» **What the task asks**
Pull each line holding "text" out of the entries below.

» **Entries supplied**
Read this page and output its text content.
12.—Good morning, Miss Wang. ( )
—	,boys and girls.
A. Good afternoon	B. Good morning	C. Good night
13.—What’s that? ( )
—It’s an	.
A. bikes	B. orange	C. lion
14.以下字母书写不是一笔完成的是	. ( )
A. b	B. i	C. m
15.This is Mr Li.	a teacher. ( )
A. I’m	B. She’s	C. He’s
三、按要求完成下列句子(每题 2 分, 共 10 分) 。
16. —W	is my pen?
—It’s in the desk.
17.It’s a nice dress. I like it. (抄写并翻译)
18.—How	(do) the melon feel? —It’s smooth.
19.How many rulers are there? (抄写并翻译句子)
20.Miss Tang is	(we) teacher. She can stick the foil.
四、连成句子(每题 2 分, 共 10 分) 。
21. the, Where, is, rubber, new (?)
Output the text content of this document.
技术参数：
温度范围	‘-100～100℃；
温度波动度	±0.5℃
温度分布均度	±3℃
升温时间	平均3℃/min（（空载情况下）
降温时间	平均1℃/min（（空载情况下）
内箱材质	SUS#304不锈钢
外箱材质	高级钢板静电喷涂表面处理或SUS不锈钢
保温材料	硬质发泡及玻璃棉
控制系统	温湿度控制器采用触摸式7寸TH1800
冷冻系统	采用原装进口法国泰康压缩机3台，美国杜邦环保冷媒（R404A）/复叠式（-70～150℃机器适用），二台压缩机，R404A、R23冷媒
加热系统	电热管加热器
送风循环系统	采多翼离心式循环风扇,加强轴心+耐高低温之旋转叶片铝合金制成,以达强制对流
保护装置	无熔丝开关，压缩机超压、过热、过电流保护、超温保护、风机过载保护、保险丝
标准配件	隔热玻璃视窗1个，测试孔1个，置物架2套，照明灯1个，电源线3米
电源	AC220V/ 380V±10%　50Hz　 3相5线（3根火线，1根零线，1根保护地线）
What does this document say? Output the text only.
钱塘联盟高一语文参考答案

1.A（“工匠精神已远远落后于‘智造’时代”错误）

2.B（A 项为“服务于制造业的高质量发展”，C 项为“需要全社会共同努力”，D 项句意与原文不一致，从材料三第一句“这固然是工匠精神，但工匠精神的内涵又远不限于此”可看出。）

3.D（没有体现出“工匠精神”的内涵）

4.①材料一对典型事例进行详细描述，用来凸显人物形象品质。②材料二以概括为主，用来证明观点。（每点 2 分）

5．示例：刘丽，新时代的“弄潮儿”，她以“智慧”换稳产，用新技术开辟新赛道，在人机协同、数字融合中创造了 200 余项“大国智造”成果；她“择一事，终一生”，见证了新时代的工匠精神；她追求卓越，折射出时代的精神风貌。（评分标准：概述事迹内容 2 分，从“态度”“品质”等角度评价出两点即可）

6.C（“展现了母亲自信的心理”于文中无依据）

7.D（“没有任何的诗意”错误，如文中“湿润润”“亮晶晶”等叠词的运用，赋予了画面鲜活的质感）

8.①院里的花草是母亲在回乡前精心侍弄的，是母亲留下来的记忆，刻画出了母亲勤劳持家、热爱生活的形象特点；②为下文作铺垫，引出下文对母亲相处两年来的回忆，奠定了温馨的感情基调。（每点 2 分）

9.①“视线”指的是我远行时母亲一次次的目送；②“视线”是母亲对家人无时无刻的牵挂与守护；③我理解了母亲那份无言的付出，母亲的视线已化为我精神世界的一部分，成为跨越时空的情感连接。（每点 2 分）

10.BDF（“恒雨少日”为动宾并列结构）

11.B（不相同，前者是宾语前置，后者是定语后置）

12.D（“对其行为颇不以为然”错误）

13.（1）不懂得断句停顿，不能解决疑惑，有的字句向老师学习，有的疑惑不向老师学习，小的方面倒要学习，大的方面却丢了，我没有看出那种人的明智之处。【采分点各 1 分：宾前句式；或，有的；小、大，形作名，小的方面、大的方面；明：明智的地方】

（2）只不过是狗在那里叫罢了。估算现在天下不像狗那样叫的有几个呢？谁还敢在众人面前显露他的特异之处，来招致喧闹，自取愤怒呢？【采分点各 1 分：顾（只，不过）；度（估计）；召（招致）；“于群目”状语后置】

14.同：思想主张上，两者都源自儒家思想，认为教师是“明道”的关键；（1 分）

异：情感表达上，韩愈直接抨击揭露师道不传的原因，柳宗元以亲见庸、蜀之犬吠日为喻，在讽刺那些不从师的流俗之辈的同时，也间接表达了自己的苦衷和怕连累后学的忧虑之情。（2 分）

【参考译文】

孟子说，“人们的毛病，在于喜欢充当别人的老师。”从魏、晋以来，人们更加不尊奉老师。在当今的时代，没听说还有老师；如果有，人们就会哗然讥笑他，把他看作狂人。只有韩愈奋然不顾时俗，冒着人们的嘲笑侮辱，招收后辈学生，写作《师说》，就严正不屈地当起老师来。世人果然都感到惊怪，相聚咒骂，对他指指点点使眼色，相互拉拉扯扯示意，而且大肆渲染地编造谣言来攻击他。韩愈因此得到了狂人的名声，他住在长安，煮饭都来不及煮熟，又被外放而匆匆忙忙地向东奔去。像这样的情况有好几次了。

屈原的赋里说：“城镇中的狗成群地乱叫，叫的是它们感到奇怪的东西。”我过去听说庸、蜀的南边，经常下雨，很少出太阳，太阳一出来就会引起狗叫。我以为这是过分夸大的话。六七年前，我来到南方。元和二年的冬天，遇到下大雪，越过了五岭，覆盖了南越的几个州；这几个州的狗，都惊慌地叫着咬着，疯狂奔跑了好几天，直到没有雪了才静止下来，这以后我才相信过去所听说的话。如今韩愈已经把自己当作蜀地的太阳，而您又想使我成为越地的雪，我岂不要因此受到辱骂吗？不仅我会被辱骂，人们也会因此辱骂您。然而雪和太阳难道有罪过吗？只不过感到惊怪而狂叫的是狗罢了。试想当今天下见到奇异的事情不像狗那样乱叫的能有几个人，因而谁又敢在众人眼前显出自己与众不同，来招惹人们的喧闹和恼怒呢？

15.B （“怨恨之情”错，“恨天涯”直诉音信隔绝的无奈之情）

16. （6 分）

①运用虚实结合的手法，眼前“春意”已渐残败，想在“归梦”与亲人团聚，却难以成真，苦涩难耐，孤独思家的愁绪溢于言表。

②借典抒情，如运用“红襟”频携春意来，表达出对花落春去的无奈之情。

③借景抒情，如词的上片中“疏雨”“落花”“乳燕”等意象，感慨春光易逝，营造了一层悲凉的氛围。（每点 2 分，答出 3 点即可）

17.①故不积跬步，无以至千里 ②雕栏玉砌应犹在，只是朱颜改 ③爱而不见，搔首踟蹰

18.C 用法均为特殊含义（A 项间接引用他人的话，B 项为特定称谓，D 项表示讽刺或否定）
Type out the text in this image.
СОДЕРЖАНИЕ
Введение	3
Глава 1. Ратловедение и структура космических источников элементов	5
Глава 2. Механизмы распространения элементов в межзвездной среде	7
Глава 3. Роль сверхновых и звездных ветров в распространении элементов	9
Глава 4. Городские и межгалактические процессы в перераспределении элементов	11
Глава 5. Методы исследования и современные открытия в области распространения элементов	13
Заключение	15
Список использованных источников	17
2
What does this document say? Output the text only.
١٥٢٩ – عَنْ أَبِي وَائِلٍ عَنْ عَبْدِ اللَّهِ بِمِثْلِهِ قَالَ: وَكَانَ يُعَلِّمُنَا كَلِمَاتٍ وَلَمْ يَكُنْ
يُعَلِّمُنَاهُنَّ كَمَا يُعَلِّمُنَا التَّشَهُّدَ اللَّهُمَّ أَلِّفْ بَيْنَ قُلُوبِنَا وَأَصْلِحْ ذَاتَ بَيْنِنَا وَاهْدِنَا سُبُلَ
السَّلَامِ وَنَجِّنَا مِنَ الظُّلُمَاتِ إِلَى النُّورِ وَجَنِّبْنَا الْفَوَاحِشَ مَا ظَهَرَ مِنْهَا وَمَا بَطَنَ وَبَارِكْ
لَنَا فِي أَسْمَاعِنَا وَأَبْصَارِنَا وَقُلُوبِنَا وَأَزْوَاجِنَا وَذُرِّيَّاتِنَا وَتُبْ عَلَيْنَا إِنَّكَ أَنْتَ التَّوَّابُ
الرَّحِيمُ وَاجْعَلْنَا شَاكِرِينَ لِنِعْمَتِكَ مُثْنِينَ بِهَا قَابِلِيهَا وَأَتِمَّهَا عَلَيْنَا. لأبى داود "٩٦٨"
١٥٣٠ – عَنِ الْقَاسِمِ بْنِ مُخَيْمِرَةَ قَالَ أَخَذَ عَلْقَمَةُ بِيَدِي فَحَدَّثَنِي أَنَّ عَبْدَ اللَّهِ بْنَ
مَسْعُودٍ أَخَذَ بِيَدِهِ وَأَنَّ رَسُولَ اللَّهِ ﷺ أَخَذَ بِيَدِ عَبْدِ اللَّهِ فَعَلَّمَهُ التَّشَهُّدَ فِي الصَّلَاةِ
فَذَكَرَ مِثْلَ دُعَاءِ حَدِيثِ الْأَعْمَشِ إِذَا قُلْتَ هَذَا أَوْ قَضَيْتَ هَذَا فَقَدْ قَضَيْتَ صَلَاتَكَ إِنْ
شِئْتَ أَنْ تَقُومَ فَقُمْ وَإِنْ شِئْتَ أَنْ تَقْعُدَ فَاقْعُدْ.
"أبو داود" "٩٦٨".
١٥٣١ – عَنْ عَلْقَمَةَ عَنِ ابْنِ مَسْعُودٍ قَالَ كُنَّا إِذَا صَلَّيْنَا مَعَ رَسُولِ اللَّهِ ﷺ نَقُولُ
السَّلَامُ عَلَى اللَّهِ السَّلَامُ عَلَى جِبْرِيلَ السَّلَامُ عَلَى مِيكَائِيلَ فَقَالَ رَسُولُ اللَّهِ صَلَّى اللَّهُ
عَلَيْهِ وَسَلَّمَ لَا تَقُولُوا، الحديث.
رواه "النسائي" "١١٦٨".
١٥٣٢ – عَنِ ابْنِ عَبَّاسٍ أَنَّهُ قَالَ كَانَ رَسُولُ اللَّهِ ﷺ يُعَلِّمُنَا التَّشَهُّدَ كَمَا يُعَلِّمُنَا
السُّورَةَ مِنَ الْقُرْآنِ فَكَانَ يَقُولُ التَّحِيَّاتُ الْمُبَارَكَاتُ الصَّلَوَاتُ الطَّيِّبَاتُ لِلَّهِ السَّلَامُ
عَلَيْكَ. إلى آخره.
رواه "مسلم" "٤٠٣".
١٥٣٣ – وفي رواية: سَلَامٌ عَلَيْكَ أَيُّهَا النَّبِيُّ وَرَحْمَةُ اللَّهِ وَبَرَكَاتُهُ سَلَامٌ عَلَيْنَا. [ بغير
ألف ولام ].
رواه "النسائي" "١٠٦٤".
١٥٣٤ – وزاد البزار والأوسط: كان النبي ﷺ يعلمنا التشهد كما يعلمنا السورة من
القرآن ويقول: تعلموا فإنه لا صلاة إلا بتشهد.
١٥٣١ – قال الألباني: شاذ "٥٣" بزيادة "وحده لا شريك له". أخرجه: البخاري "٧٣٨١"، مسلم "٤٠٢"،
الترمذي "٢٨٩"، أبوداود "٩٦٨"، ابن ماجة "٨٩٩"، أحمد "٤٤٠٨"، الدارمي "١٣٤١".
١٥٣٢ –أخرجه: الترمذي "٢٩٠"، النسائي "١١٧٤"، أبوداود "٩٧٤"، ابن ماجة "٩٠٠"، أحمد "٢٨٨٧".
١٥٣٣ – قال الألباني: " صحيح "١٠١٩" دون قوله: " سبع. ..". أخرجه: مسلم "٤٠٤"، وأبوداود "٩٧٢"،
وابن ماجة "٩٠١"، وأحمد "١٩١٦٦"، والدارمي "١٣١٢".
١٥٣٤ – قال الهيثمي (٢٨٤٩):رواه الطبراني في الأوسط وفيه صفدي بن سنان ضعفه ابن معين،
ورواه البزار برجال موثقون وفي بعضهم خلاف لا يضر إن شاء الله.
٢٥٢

» **Written answer**
Read this page and output its text content.
Output the text content of this document.
What does this document say? Output the text only.
Type out the text in this image.
What does this document say? Output the text only.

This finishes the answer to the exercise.